Testo estratto →
* * * * * * *

2009-10-22 14:59:27

Non privatizzare la famiglia, bene per tutta la società: l'appello del cardinale Antonelli


La famiglia non è una realtà privata ma è anche un soggetto di interesse pubblico, che porta un grande contributo alla società. Così il cardinale Ennio Antonelli, presidente del Pontificio Consiglio per la Famiglia, intervenuto oggi durante l’apertura dell’Anno accademico dell’Ateneo pontificio Regina Apostolorum, in occasione della quale ha tenuto una lectio magistralis sul tema “La famiglia e il bene della società”. Linda Giannattasio lo ha intervistato:RealAudioMP3

R. – La famiglia non è semplicemente una realtà privata, è anche un soggetto di interesse pubblico, proprio perché la famiglia sana può dare un immenso, insostituibile contributo alla società, alla convivenza civile, alla coesione e allo sviluppo della società civile. E quindi ha anche diritto di essere sostenuta, non soltanto considerata portatrice di bisogni, ma anche soggetto, che deve avere un suo protagonismo, una sua attività responsabile e che può svolgere pienamente la sua missione procreativa ed educativa.

 
D. – Come si può oggi sostenere la famiglia?

 
R. – Deve essere sostenuta non solo dallo Stato, ma da tutta la società, anche dalle economie e dalle imprese. Per esempio, armonizzando i tempi del lavoro con i tempi della famiglia. E poi tutta una serie di provvedimenti: per esempio, l’equità fiscale nel prelievo delle imposte, i servizi educativi, assistenziali, l’assistenza integrata...

 
D. – Quali sono le maggiori difficoltà che incontra oggi la famiglia?

* * * * * * *

Voci di dati memorizzate
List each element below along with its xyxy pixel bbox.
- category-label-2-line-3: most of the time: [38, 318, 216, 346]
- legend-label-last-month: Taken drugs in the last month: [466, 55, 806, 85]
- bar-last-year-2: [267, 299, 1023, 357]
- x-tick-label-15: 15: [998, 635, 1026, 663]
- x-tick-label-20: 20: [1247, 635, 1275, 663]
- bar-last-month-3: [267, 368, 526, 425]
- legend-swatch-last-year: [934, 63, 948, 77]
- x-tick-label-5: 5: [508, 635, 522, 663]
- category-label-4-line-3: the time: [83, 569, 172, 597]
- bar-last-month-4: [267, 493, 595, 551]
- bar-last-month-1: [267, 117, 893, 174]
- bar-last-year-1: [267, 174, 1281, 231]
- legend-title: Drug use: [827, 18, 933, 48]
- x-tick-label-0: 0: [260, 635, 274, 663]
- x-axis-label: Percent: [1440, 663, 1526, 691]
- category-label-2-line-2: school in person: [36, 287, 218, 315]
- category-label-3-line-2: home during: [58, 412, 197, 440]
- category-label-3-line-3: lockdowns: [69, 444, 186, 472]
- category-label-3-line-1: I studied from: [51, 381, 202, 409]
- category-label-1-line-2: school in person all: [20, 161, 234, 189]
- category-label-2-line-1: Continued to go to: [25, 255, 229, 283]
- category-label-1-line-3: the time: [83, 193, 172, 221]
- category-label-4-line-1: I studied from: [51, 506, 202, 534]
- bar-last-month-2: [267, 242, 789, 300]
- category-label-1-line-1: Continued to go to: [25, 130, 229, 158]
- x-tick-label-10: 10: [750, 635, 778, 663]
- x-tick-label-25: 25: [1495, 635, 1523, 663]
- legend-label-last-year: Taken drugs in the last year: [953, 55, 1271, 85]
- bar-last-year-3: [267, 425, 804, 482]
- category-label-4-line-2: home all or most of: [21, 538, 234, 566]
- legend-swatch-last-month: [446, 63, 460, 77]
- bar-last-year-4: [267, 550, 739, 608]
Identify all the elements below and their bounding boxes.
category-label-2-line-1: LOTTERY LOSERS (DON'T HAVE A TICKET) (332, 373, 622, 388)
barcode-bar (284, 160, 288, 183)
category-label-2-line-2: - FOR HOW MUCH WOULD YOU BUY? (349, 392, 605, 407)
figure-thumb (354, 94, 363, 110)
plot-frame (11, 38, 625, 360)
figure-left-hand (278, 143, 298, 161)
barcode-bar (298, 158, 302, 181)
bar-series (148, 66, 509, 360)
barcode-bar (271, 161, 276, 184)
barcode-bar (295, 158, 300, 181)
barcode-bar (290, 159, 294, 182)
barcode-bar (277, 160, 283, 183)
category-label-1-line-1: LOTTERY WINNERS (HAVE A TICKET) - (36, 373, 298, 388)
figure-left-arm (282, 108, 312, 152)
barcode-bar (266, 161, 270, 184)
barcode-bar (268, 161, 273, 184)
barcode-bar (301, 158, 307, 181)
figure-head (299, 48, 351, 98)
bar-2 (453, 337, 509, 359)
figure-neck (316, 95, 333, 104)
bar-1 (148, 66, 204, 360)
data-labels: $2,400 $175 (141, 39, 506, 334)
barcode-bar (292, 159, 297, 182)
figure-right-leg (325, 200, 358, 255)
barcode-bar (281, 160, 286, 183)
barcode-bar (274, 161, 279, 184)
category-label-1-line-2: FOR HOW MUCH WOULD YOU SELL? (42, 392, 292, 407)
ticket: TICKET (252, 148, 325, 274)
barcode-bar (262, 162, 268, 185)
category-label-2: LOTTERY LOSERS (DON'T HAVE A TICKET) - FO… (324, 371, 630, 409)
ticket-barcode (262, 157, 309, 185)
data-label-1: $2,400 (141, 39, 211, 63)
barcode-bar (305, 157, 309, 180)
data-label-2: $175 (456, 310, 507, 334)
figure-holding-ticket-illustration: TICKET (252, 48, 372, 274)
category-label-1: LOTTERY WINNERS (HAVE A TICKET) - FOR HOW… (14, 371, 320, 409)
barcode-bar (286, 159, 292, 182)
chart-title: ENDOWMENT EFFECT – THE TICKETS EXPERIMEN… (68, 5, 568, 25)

* * * * * * *

Istruzioni esercizio →
a: Riproduci il tratto dell'intervista al cardinale Antonelli sulla famiglia compreso tra "R. – La famiglia" e "sostenere la famiglia?", estremi inclusi.
b: Prosegui l'intervista al cardinale Antonelli sulla famiglia dal punto in cui si interrompe.

Risposte per compito →
a:
R. – La famiglia non è semplicemente una realtà privata, è anche un soggetto di interesse pubblico, proprio perché la famiglia sana può dare un immenso, insostituibile contributo alla società, alla convivenza civile, alla coesione e allo sviluppo della società civile. E quindi ha anche diritto di essere sostenuta, non soltanto considerata portatrice di bisogni, ma anche soggetto, che deve avere un suo protagonismo, una sua attività responsabile e che può svolgere pienamente la sua missione procreativa ed educativa.

 
D. – Come si può oggi sostenere la famiglia?

b:
R. – La privatizzazione della famiglia, per cui si tende a fare della famiglia una realtà che non ha niente a che fare con la società, quando invece anche le indagini sociologiche fatte mostrano che la famiglia sana porta tutta una serie di benefici molto concreti alla società. Ovviamente, prima di tutto, alimenta le virtù sociali, cosiddette, che sono indispensabili per la convivenza civile. Ma c’è poi anche, per esempio, una maggiore frequenza e un maggior profitto negli studi dei figli, una migliore salute psichica e fisica anche. Quindi, meno droghe, meno alcool, non solo per i figli, anche per i genitori stessi. Viceversa, la famiglia incompleta, divisa, ha tutta una serie di costi, anche sociali e persino economici. Per esempio, si sa che i divorziati spesso finiscono nella povertà. A Milano, per esempio, mi pare che il 30 per cento dei divorziati frequenti le mense della Caritas.

 
D. – Al Sinodo si è parlato anche di “teoria del genere”. In che modo questa influenza la famiglia?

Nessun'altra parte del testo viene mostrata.